**What to produce:** Look through the records below, and copy out every line that holds the string "preview".

Records that describe figures
-- begin --

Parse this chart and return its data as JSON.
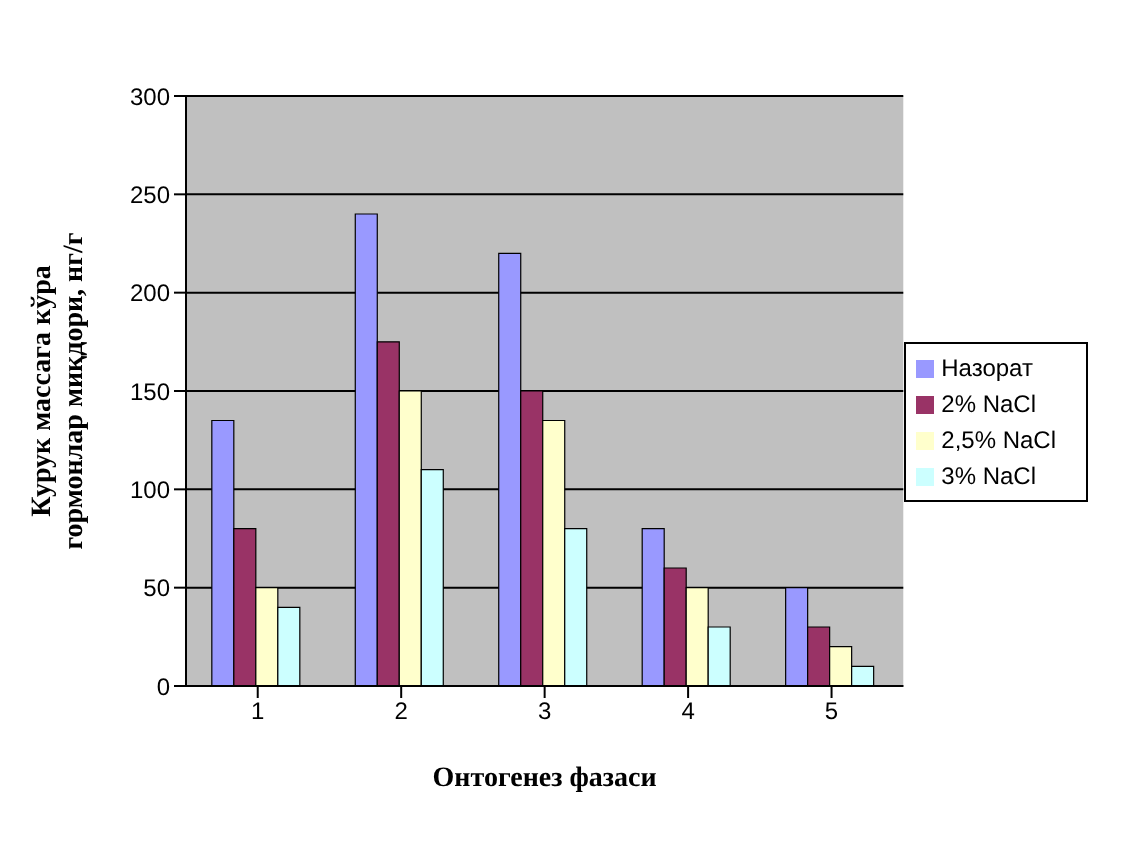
{
  "chart_data": {
    "type": "bar",
    "xlabel": "Онтогенез фазаси",
    "ylabel": "Курук массага кўра\nгормонлар миқдори, нг/г",
    "categories": [
      "1",
      "2",
      "3",
      "4",
      "5"
    ],
    "series": [
      {
        "name": "Назорат",
        "color": "#9999ff",
        "values": [
          135,
          240,
          220,
          80,
          50
        ]
      },
      {
        "name": "2% NaCl",
        "color": "#993366",
        "values": [
          80,
          175,
          150,
          60,
          30
        ]
      },
      {
        "name": "2,5% NaCl",
        "color": "#ffffcc",
        "values": [
          50,
          150,
          135,
          50,
          20
        ]
      },
      {
        "name": "3% NaCl",
        "color": "#ccffff",
        "values": [
          40,
          110,
          80,
          30,
          10
        ]
      }
    ],
    "ylim": [
      0,
      300
    ],
    "yticks": [
      0,
      50,
      100,
      150,
      200,
      250,
      300
    ],
    "grid": "y",
    "legend": "right"
  }
}
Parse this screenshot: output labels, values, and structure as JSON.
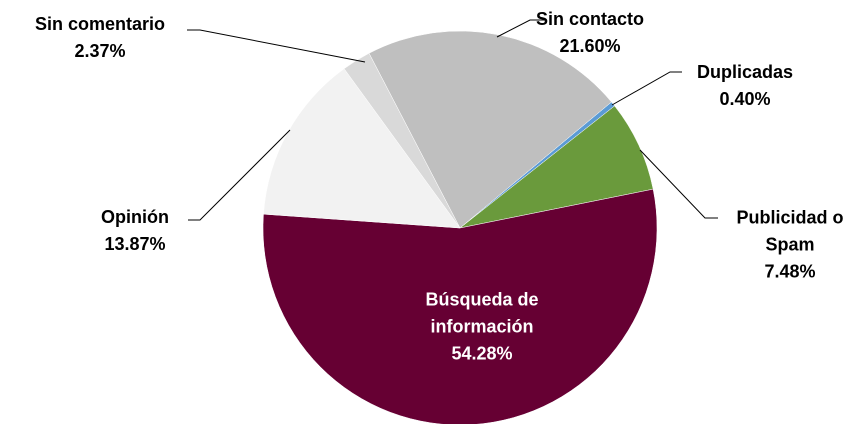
{
  "chart_data": {
    "type": "pie",
    "categories": [
      "Sin contacto",
      "Duplicadas",
      "Publicidad o Spam",
      "Búsqueda de información",
      "Opinión",
      "Sin comentario"
    ],
    "values": [
      21.6,
      0.4,
      7.48,
      54.28,
      13.87,
      2.37
    ],
    "value_labels": [
      "21.60%",
      "0.40%",
      "7.48%",
      "54.28%",
      "13.87%",
      "2.37%"
    ],
    "colors": [
      "#bfbfbf",
      "#5b9bd5",
      "#6a9a3c",
      "#660033",
      "#f2f2f2",
      "#d9d9d9"
    ]
  }
}
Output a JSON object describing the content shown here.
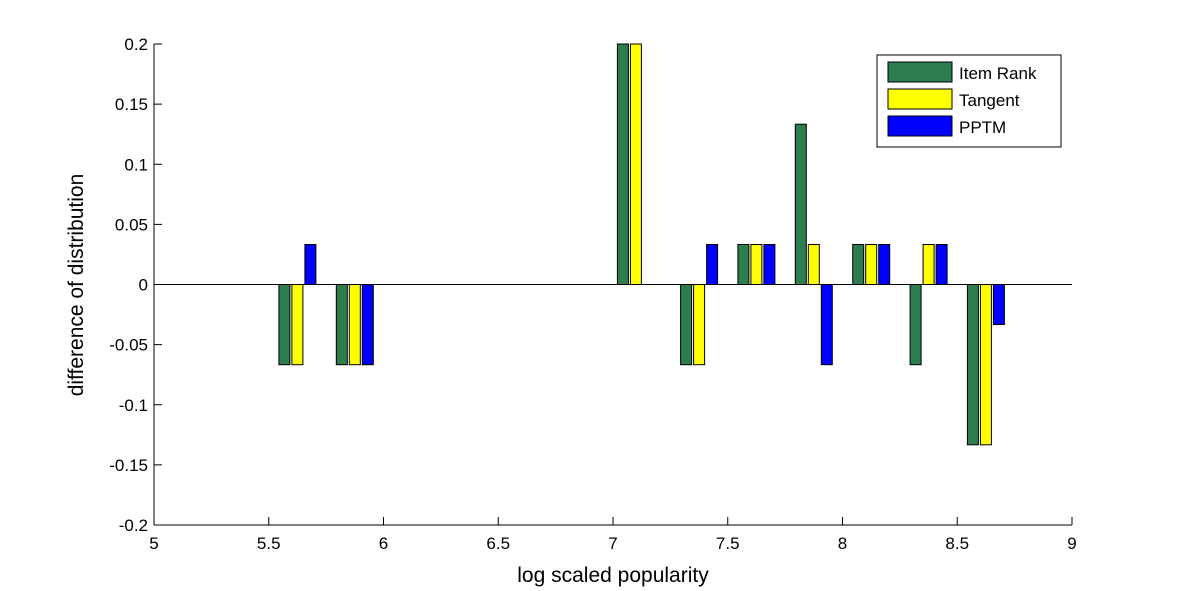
{
  "chart_data": {
    "type": "bar",
    "xlabel": "log scaled popularity",
    "ylabel": "difference of distribution",
    "xlim": [
      5,
      9
    ],
    "ylim": [
      -0.2,
      0.2
    ],
    "x_ticks": [
      "5",
      "5.5",
      "6",
      "6.5",
      "7",
      "7.5",
      "8",
      "8.5",
      "9"
    ],
    "y_ticks": [
      "-0.2",
      "-0.15",
      "-0.1",
      "-0.05",
      "0",
      "0.05",
      "0.1",
      "0.15",
      "0.2"
    ],
    "categories": [
      5.625,
      5.875,
      7.1,
      7.375,
      7.625,
      7.875,
      8.125,
      8.375,
      8.625
    ],
    "series": [
      {
        "name": "Item Rank",
        "color": "#2e7d4f",
        "values": [
          -0.0667,
          -0.0667,
          0.2,
          -0.0667,
          0.0333,
          0.1333,
          0.0333,
          -0.0667,
          -0.1333
        ]
      },
      {
        "name": "Tangent",
        "color": "#ffff00",
        "values": [
          -0.0667,
          -0.0667,
          0.2,
          -0.0667,
          0.0333,
          0.0333,
          0.0333,
          0.0333,
          -0.1333
        ]
      },
      {
        "name": "PPTM",
        "color": "#0000ff",
        "values": [
          0.0333,
          -0.0667,
          0.0,
          0.0333,
          0.0333,
          -0.0667,
          0.0333,
          0.0333,
          -0.0333
        ]
      }
    ],
    "legend_position": "top-right",
    "grid": false
  }
}
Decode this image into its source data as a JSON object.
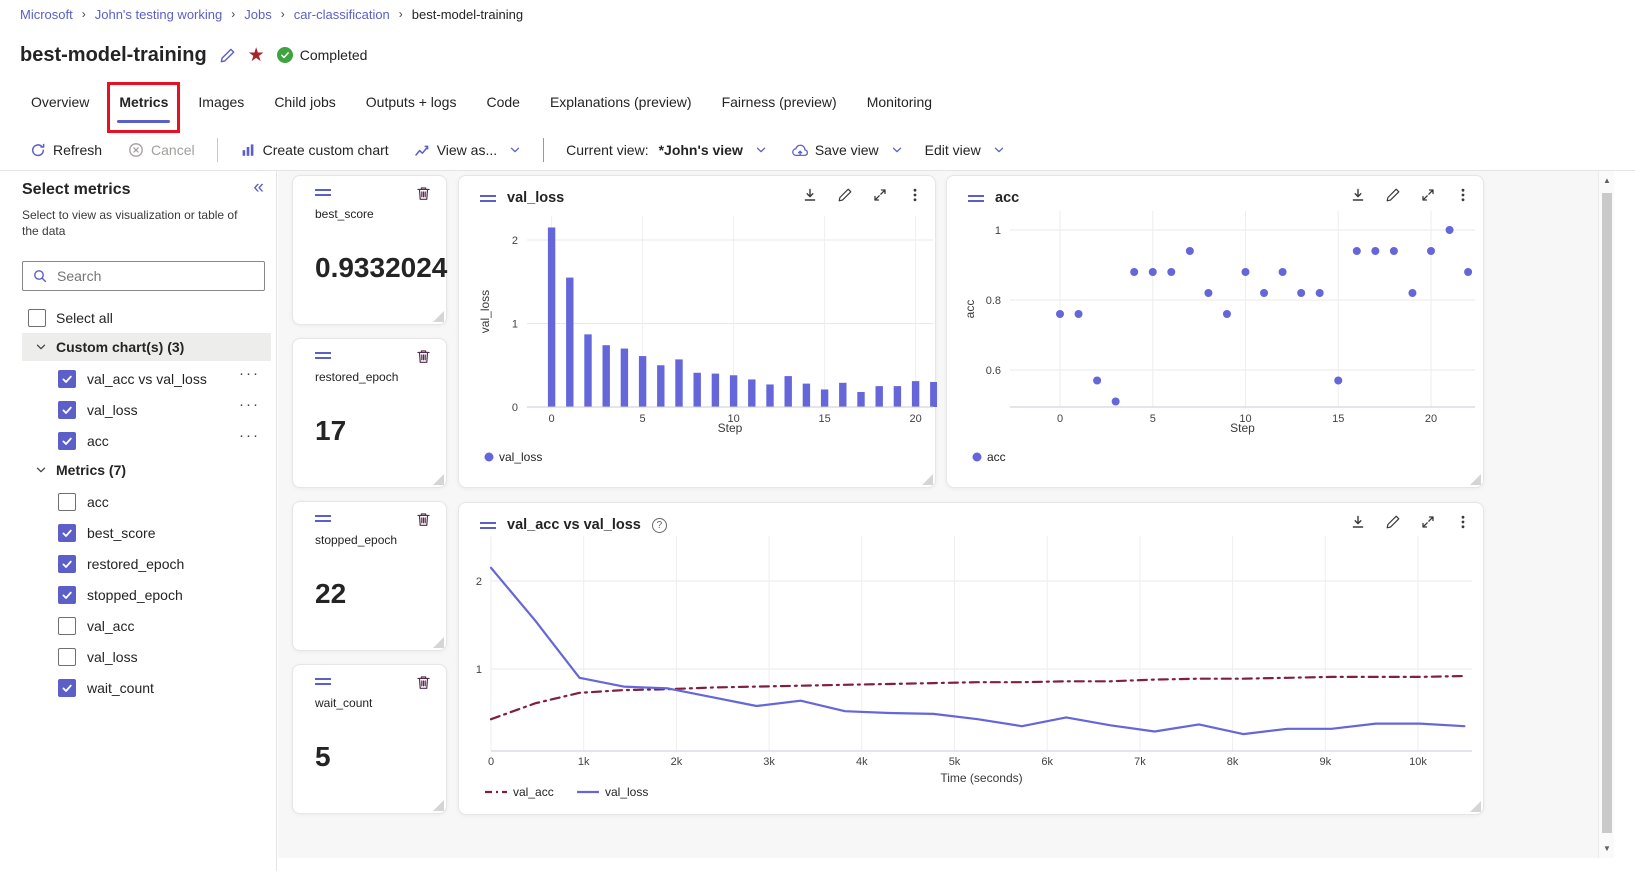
{
  "colors": {
    "accent": "#5b5fc7",
    "chart_purple": "#6466d9",
    "val_acc_line": "#801f40",
    "status_green": "#3fa33f",
    "annotation_red": "#e81123",
    "star": "#a4262c",
    "trash_icon": "#552a4a"
  },
  "icons": {
    "breadcrumb_separator": "›",
    "star": "★",
    "collapse_panel": "«",
    "item_menu": "···",
    "help": "?",
    "scroll_up": "▲",
    "scroll_down": "▼"
  },
  "breadcrumb": {
    "items": [
      "Microsoft",
      "John's testing working",
      "Jobs",
      "car-classification",
      "best-model-training"
    ]
  },
  "header": {
    "title": "best-model-training",
    "status": "Completed"
  },
  "tabs": [
    {
      "label": "Overview"
    },
    {
      "label": "Metrics",
      "selected": true,
      "annotated": true
    },
    {
      "label": "Images"
    },
    {
      "label": "Child jobs"
    },
    {
      "label": "Outputs + logs"
    },
    {
      "label": "Code"
    },
    {
      "label": "Explanations (preview)"
    },
    {
      "label": "Fairness (preview)"
    },
    {
      "label": "Monitoring"
    }
  ],
  "toolbar": {
    "refresh": "Refresh",
    "cancel": "Cancel",
    "create_custom_chart": "Create custom chart",
    "view_as": "View as...",
    "current_view_label": "Current view:",
    "current_view_value": "*John's view",
    "save_view": "Save view",
    "edit_view": "Edit view"
  },
  "sidebar": {
    "title": "Select metrics",
    "subtitle": "Select to view as visualization or table of the data",
    "search_placeholder": "Search",
    "select_all_label": "Select all",
    "groups": [
      {
        "label": "Custom chart(s) (3)",
        "highlighted": true,
        "items": [
          {
            "label": "val_acc vs val_loss",
            "checked": true,
            "has_menu": true
          },
          {
            "label": "val_loss",
            "checked": true,
            "has_menu": true
          },
          {
            "label": "acc",
            "checked": true,
            "has_menu": true
          }
        ]
      },
      {
        "label": "Metrics (7)",
        "highlighted": false,
        "items": [
          {
            "label": "acc",
            "checked": false
          },
          {
            "label": "best_score",
            "checked": true
          },
          {
            "label": "restored_epoch",
            "checked": true
          },
          {
            "label": "stopped_epoch",
            "checked": true
          },
          {
            "label": "val_acc",
            "checked": false
          },
          {
            "label": "val_loss",
            "checked": false
          },
          {
            "label": "wait_count",
            "checked": true
          }
        ]
      }
    ]
  },
  "stat_cards": [
    {
      "name": "best_score",
      "value": "0.9332024"
    },
    {
      "name": "restored_epoch",
      "value": "17"
    },
    {
      "name": "stopped_epoch",
      "value": "22"
    },
    {
      "name": "wait_count",
      "value": "5"
    }
  ],
  "chart_data": [
    {
      "id": "val_loss_chart",
      "type": "bar",
      "title": "val_loss",
      "xlabel": "Step",
      "ylabel": "val_loss",
      "x": [
        0,
        1,
        2,
        3,
        4,
        5,
        6,
        7,
        8,
        9,
        10,
        11,
        12,
        13,
        14,
        15,
        16,
        17,
        18,
        19,
        20,
        21
      ],
      "values": [
        2.15,
        1.55,
        0.87,
        0.74,
        0.7,
        0.61,
        0.5,
        0.57,
        0.41,
        0.4,
        0.38,
        0.33,
        0.27,
        0.37,
        0.28,
        0.21,
        0.29,
        0.18,
        0.25,
        0.25,
        0.31,
        0.3
      ],
      "xticks": [
        0,
        5,
        10,
        15,
        20
      ],
      "xtick_labels": [
        "0",
        "5",
        "10",
        "15",
        "20"
      ],
      "yticks": [
        0,
        1,
        2
      ],
      "ytick_labels": [
        "0",
        "1",
        "2"
      ],
      "xlim": [
        -1.35,
        20.95
      ],
      "ylim": [
        0,
        2.29
      ],
      "legend": [
        "val_loss"
      ],
      "color": "#6466d9"
    },
    {
      "id": "acc_chart",
      "type": "scatter",
      "title": "acc",
      "xlabel": "Step",
      "ylabel": "acc",
      "x": [
        0,
        1,
        2,
        3,
        4,
        5,
        6,
        7,
        8,
        9,
        10,
        11,
        12,
        13,
        14,
        15,
        16,
        17,
        18,
        19,
        20,
        21,
        22
      ],
      "values": [
        0.76,
        0.76,
        0.57,
        0.51,
        0.88,
        0.88,
        0.88,
        0.94,
        0.82,
        0.76,
        0.88,
        0.82,
        0.88,
        0.82,
        0.82,
        0.57,
        0.94,
        0.94,
        0.94,
        0.82,
        0.94,
        1.0,
        0.88
      ],
      "xticks": [
        0,
        5,
        10,
        15,
        20
      ],
      "xtick_labels": [
        "0",
        "5",
        "10",
        "15",
        "20"
      ],
      "yticks": [
        0.6,
        0.8,
        1
      ],
      "ytick_labels": [
        "0.6",
        "0.8",
        "1"
      ],
      "xlim": [
        -2.7,
        22.4
      ],
      "ylim": [
        0.49,
        1.05
      ],
      "legend": [
        "acc"
      ],
      "color": "#6466d9"
    },
    {
      "id": "combo_chart",
      "type": "line",
      "title": "val_acc vs val_loss",
      "has_help": true,
      "xlabel": "Time (seconds)",
      "ylabel": "",
      "x": [
        0,
        477,
        955,
        1432,
        1909,
        2386,
        2864,
        3341,
        3818,
        4295,
        4773,
        5250,
        5727,
        6205,
        6682,
        7159,
        7636,
        8114,
        8591,
        9068,
        9545,
        10023,
        10500
      ],
      "series": [
        {
          "name": "val_acc",
          "color": "#801f40",
          "dash": "dashdot",
          "values": [
            0.43,
            0.61,
            0.73,
            0.76,
            0.77,
            0.79,
            0.8,
            0.81,
            0.82,
            0.83,
            0.84,
            0.85,
            0.85,
            0.86,
            0.86,
            0.88,
            0.89,
            0.89,
            0.9,
            0.91,
            0.91,
            0.91,
            0.92
          ]
        },
        {
          "name": "val_loss",
          "color": "#6466d9",
          "dash": "solid",
          "values": [
            2.15,
            1.55,
            0.9,
            0.8,
            0.78,
            0.68,
            0.58,
            0.64,
            0.52,
            0.5,
            0.49,
            0.43,
            0.35,
            0.45,
            0.36,
            0.29,
            0.37,
            0.26,
            0.32,
            0.32,
            0.38,
            0.38,
            0.35
          ]
        }
      ],
      "xticks": [
        0,
        1000,
        2000,
        3000,
        4000,
        5000,
        6000,
        7000,
        8000,
        9000,
        10000
      ],
      "xtick_labels": [
        "0",
        "1k",
        "2k",
        "3k",
        "4k",
        "5k",
        "6k",
        "7k",
        "8k",
        "9k",
        "10k"
      ],
      "yticks": [
        1,
        2
      ],
      "ytick_labels": [
        "1",
        "2"
      ],
      "xlim": [
        0,
        10580
      ],
      "ylim": [
        0.07,
        2.5
      ]
    }
  ]
}
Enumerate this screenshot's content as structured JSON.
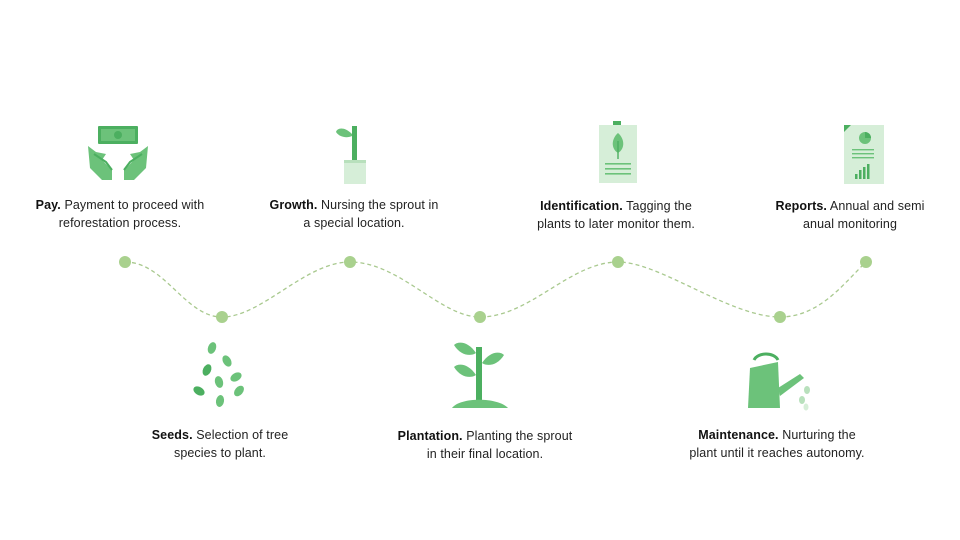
{
  "colors": {
    "dark_green": "#4caf60",
    "mid_green": "#6cc27a",
    "light_green": "#b8e0bc",
    "pale_green": "#d6eed8",
    "dot_green": "#a9d18e",
    "line_green": "#a9c98f"
  },
  "steps": [
    {
      "id": "pay",
      "icon": "money-hands-icon",
      "title": "Pay.",
      "line1": "Payment to proceed with",
      "line2": "reforestation  process."
    },
    {
      "id": "growth",
      "icon": "potted-sprout-icon",
      "title": "Growth.",
      "line1": "Nursing  the sprout in",
      "line2": "a special location."
    },
    {
      "id": "identification",
      "icon": "tag-clipboard-icon",
      "title": "Identification.",
      "line1": " Tagging the",
      "line2": "plants to later monitor them."
    },
    {
      "id": "reports",
      "icon": "report-document-icon",
      "title": "Reports.",
      "line1": "Annual and semi",
      "line2": "anual monitoring"
    },
    {
      "id": "seeds",
      "icon": "seeds-icon",
      "title": "Seeds.",
      "line1": "Selection of tree",
      "line2": "species to plant."
    },
    {
      "id": "plantation",
      "icon": "planted-sapling-icon",
      "title": "Plantation.",
      "line1": " Planting the sprout",
      "line2": "in their final location."
    },
    {
      "id": "maintenance",
      "icon": "watering-can-icon",
      "title": "Maintenance.",
      "line1": " Nurturing  the",
      "line2": "plant until it reaches autonomy."
    }
  ]
}
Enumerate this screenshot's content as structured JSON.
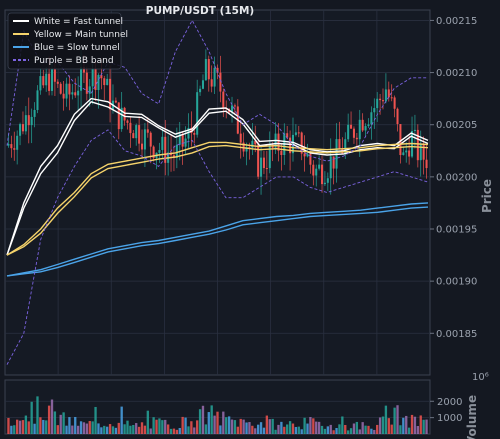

-- end --

**Task response:**
      "label": "Explanations (preview)"
      "label": "Fairness (preview)"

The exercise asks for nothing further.